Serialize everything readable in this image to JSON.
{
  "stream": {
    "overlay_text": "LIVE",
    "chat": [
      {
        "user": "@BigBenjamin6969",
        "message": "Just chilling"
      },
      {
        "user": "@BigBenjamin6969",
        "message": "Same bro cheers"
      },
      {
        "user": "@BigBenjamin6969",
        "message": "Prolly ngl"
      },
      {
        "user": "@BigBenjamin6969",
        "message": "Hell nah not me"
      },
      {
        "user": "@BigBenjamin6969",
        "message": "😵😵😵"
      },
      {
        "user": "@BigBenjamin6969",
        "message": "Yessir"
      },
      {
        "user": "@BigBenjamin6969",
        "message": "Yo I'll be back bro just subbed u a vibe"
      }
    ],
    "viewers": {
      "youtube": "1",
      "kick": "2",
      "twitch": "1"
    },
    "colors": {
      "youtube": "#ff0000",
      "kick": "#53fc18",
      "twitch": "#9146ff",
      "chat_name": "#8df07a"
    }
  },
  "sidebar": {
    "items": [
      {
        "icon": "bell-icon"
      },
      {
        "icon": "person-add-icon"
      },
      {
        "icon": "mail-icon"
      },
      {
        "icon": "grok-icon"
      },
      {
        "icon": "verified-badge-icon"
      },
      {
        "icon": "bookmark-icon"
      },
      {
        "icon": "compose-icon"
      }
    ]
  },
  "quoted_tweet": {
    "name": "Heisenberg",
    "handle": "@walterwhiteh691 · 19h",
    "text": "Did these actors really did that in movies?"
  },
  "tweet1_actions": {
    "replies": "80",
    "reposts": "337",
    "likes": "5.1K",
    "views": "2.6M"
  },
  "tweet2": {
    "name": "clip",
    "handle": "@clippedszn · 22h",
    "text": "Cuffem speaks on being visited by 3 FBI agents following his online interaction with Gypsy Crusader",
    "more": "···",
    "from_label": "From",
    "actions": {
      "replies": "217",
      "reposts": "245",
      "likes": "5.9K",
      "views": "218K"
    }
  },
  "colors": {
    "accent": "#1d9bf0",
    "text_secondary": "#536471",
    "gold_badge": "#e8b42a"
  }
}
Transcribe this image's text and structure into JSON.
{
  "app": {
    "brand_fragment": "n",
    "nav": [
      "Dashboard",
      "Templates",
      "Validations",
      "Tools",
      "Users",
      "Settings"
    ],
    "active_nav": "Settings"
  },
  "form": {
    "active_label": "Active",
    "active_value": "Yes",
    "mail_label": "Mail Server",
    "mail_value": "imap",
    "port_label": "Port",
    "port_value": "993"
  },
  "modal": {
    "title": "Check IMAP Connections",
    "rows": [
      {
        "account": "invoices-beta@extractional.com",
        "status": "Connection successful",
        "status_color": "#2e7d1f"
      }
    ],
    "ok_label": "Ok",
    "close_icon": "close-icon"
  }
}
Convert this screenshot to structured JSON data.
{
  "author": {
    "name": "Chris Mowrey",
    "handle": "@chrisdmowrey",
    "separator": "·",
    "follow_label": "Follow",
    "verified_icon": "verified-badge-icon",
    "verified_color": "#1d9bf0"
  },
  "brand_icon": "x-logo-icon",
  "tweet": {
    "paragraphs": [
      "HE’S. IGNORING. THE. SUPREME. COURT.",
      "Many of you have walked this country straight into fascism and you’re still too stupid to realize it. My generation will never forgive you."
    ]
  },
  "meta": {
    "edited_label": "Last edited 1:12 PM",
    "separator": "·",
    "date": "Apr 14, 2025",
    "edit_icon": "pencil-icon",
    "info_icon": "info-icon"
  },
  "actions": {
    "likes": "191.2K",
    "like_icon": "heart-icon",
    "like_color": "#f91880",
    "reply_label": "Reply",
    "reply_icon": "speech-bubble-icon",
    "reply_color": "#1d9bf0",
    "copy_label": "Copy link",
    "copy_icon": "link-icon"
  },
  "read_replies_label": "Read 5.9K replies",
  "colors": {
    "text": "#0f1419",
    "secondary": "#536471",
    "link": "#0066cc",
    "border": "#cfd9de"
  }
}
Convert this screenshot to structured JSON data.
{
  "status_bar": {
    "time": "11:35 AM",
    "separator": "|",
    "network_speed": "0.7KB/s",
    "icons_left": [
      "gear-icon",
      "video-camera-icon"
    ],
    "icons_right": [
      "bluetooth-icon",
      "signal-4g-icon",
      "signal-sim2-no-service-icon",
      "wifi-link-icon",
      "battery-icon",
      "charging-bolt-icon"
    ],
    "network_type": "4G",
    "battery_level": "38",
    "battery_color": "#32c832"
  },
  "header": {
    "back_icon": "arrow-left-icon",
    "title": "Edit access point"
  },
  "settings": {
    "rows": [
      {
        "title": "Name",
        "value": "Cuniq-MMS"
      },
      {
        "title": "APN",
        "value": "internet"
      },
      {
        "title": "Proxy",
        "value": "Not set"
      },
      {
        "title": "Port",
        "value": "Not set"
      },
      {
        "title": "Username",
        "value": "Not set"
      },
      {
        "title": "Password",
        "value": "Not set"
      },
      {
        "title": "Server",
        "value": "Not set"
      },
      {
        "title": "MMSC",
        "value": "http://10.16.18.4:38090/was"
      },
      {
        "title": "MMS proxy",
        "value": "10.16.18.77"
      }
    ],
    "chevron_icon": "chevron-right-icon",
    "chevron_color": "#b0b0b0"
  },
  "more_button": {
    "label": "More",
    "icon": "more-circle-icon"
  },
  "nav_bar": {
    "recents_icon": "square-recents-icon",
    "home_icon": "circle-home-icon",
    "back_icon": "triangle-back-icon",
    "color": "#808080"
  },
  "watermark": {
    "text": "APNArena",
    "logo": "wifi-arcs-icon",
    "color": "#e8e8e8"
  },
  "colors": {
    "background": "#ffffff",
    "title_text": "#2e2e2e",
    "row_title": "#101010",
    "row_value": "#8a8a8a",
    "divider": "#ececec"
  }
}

**What you have to do**
Isolate the lines that hold the word "link" and copy all of them.

**The answer**
    "copy_label": "Copy link",
    "copy_icon": "link-icon"
    "link": "#0066cc",
      "wifi-link-icon",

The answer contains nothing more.